Extrait du texte |
|---|

Mia Hansen-Love : Elisabeth Depardieu, qui s'occupe d'Emergence, avait vu mon premier court-métrage dans un festival. Elle m'a contactée et m'a proposé de déposer ma candidature. A vrai dire, au début, je n'étais pas
Combien de temps avez-vous travaillé avec Humbert Balsan ?
Pendant un an. Je l'ai rencontré début 2004. Mon scénario était en train de repasser à l'avance quand il est mort. J'étais avec Humbert quand j'ai eu la fondation GAN (nous avons dû passer un oral ensemble, je me souviens que cette idée l'avait rendu très nerveux !), et puis c'était aussi lui mon producteur quand j'ai lu le scénario à Angers, avec François Cluzet. A ma surprise, cet exercice de lecture m'a beaucoup plu, c'était en fait très utile. Ca m'a donné un nouveau regard sur le scénario, ça m'a incitée à le retravailler, en accélérant certains moments, surtout les didascalies, pour le rendre plus vivant. Mais de toute façon, j'ai tout le temps relu le scénario dans cette optique, y compris pendant le tournage.
Le scénario a-t-il beaucoup changé entre l'écriture et le tournage ?
Pas sur le fond, la structure n'a pas bougé, les scènes sont à peu près restées les mêmes, mais les dialogues ont un peu évolué. Le principal changement est la part donnée aux enfants, beaucoup plus essentielle que ce qui était initialement prévu. J'ai pris beaucoup de plaisir à travailler avec eux, du coup je suis arrivée à des moments qui n'existaient pas dans le scénario, comme ce plan fixe où Pamela, face à nous, mange ses Chocapic en regardant successivement ses deux parents qui essaient de se parler, de chaque côté de la table.

|---|

Données fournies |
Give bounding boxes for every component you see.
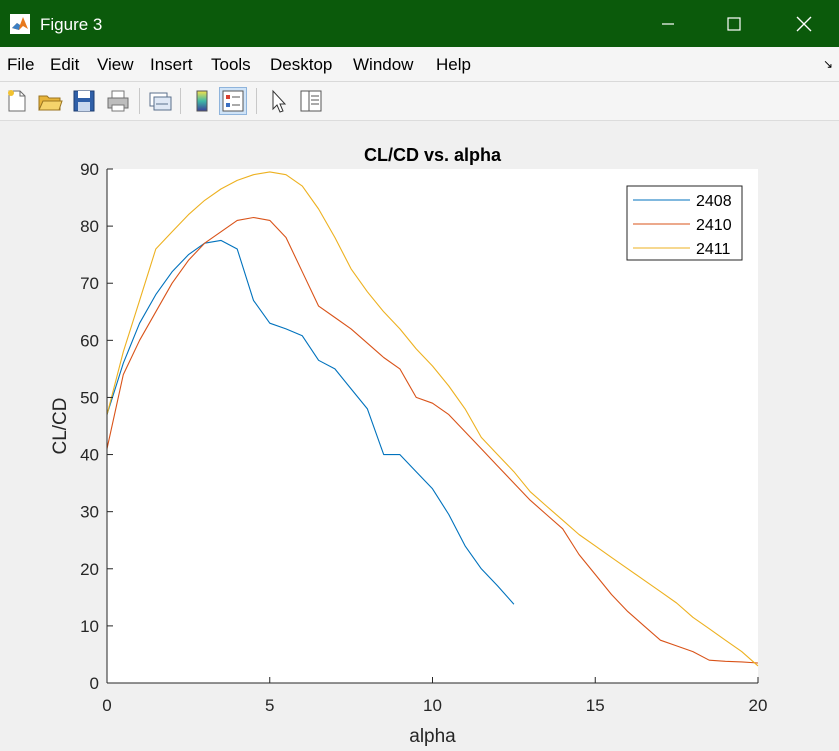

|---|

Exercice 1 | Relevez tous les noms de personnes ou de personnages qui figurent dans l'entretien, y compris celui de la personne interrogée.
Exercice 2 |
Répondez à ces questions d'après l'entretien :
(a) Pendant combien de temps la personne interrogée a-t-elle travaillé avec Humbert Balsan ?
(b) Dans quelle ville le scénario a-t-il été lu avec François Cluzet ?
(c) Que mange Pamela dans le plan fixe décrit à la fin ?

Réponse rédigée 1 | Mia Hansen-Love, Elisabeth Depardieu, Humbert Balsan, François Cluzet, Pamela.

Réponse rédigée 2 |
(a) Pendant un an.
(b) À Angers.
(c) Des Chocapic.